- **Given request**:
Do not include the pictures; repeat the rest of the data exactly.

- **Dataset content**:
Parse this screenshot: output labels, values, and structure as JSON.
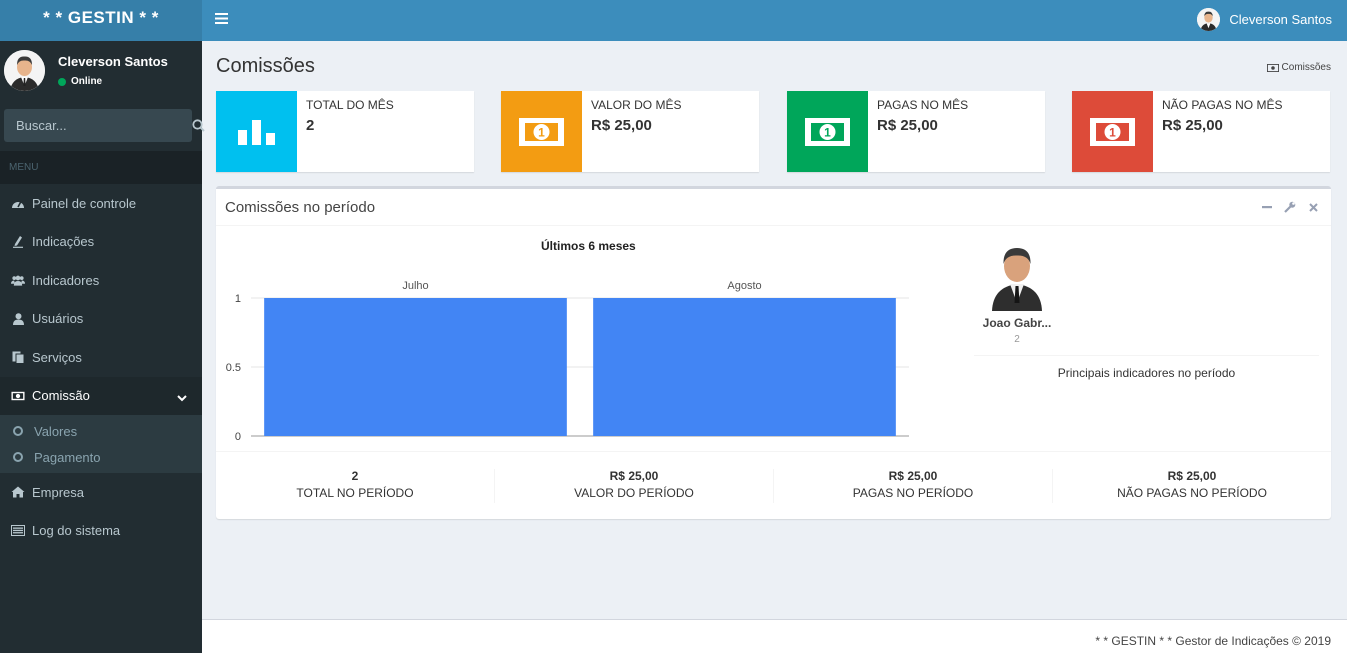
{
  "app": {
    "logo": "* * GESTIN * *"
  },
  "user": {
    "name": "Cleverson Santos",
    "status": "Online"
  },
  "sidebar": {
    "search_placeholder": "Buscar...",
    "menu_header": "MENU",
    "items": [
      {
        "label": "Painel de controle",
        "icon": "dashboard-icon"
      },
      {
        "label": "Indicações",
        "icon": "pencil-icon"
      },
      {
        "label": "Indicadores",
        "icon": "users-icon"
      },
      {
        "label": "Usuários",
        "icon": "user-icon"
      },
      {
        "label": "Serviços",
        "icon": "files-icon"
      },
      {
        "label": "Comissão",
        "icon": "money-icon",
        "active": true
      },
      {
        "label": "Empresa",
        "icon": "home-icon"
      },
      {
        "label": "Log do sistema",
        "icon": "list-icon"
      }
    ],
    "submenu": [
      {
        "label": "Valores"
      },
      {
        "label": "Pagamento"
      }
    ]
  },
  "header": {
    "user_name": "Cleverson Santos"
  },
  "page": {
    "title": "Comissões",
    "breadcrumb": "Comissões"
  },
  "info_boxes": [
    {
      "label": "TOTAL DO MÊS",
      "value": "2",
      "color": "#00c0ef",
      "icon": "bar-chart-icon"
    },
    {
      "label": "VALOR DO MÊS",
      "value": "R$ 25,00",
      "color": "#f39c12",
      "icon": "money-icon"
    },
    {
      "label": "PAGAS NO MÊS",
      "value": "R$ 25,00",
      "color": "#00a65a",
      "icon": "money-icon"
    },
    {
      "label": "NÃO PAGAS NO MÊS",
      "value": "R$ 25,00",
      "color": "#dd4b39",
      "icon": "money-icon"
    }
  ],
  "box": {
    "title": "Comissões no período",
    "chart_title": "Últimos 6 meses"
  },
  "chart_data": {
    "type": "bar",
    "title": "Últimos 6 meses",
    "categories": [
      "Julho",
      "Agosto"
    ],
    "values": [
      1,
      1
    ],
    "yticks": [
      "1",
      "0.5",
      "0"
    ],
    "ylim": [
      0,
      1
    ],
    "color": "#4285f4",
    "grid": true
  },
  "ranking": {
    "people": [
      {
        "name": "Joao Gabr...",
        "count": "2"
      }
    ],
    "caption": "Principais indicadores no período"
  },
  "stats": [
    {
      "value": "2",
      "label": "TOTAL NO PERÍODO"
    },
    {
      "value": "R$ 25,00",
      "label": "VALOR DO PERÍODO"
    },
    {
      "value": "R$ 25,00",
      "label": "PAGAS NO PERÍODO"
    },
    {
      "value": "R$ 25,00",
      "label": "NÃO PAGAS NO PERÍODO"
    }
  ],
  "footer": {
    "text": "* * GESTIN * * Gestor de Indicações © 2019"
  }
}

- **Output of the task**:
Parse this screenshot: output labels, values, and structure as JSON.
{
  "app": {
    "logo": "* * GESTIN * *"
  },
  "user": {
    "name": "Cleverson Santos",
    "status": "Online"
  },
  "sidebar": {
    "search_placeholder": "Buscar...",
    "menu_header": "MENU",
    "items": [
      {
        "label": "Painel de controle",
        "icon": "dashboard-icon"
      },
      {
        "label": "Indicações",
        "icon": "pencil-icon"
      },
      {
        "label": "Indicadores",
        "icon": "users-icon"
      },
      {
        "label": "Usuários",
        "icon": "user-icon"
      },
      {
        "label": "Serviços",
        "icon": "files-icon"
      },
      {
        "label": "Comissão",
        "icon": "money-icon",
        "active": true
      },
      {
        "label": "Empresa",
        "icon": "home-icon"
      },
      {
        "label": "Log do sistema",
        "icon": "list-icon"
      }
    ],
    "submenu": [
      {
        "label": "Valores"
      },
      {
        "label": "Pagamento"
      }
    ]
  },
  "header": {
    "user_name": "Cleverson Santos"
  },
  "page": {
    "title": "Comissões",
    "breadcrumb": "Comissões"
  },
  "info_boxes": [
    {
      "label": "TOTAL DO MÊS",
      "value": "2",
      "color": "#00c0ef",
      "icon": "bar-chart-icon"
    },
    {
      "label": "VALOR DO MÊS",
      "value": "R$ 25,00",
      "color": "#f39c12",
      "icon": "money-icon"
    },
    {
      "label": "PAGAS NO MÊS",
      "value": "R$ 25,00",
      "color": "#00a65a",
      "icon": "money-icon"
    },
    {
      "label": "NÃO PAGAS NO MÊS",
      "value": "R$ 25,00",
      "color": "#dd4b39",
      "icon": "money-icon"
    }
  ],
  "box": {
    "title": "Comissões no período",
    "chart_title": "Últimos 6 meses"
  },
  "chart_data": {
    "type": "bar",
    "title": "Últimos 6 meses",
    "categories": [
      "Julho",
      "Agosto"
    ],
    "values": [
      1,
      1
    ],
    "yticks": [
      "1",
      "0.5",
      "0"
    ],
    "ylim": [
      0,
      1
    ],
    "color": "#4285f4",
    "grid": true
  },
  "ranking": {
    "people": [
      {
        "name": "Joao Gabr...",
        "count": "2"
      }
    ],
    "caption": "Principais indicadores no período"
  },
  "stats": [
    {
      "value": "2",
      "label": "TOTAL NO PERÍODO"
    },
    {
      "value": "R$ 25,00",
      "label": "VALOR DO PERÍODO"
    },
    {
      "value": "R$ 25,00",
      "label": "PAGAS NO PERÍODO"
    },
    {
      "value": "R$ 25,00",
      "label": "NÃO PAGAS NO PERÍODO"
    }
  ],
  "footer": {
    "text": "* * GESTIN * * Gestor de Indicações © 2019"
  }
}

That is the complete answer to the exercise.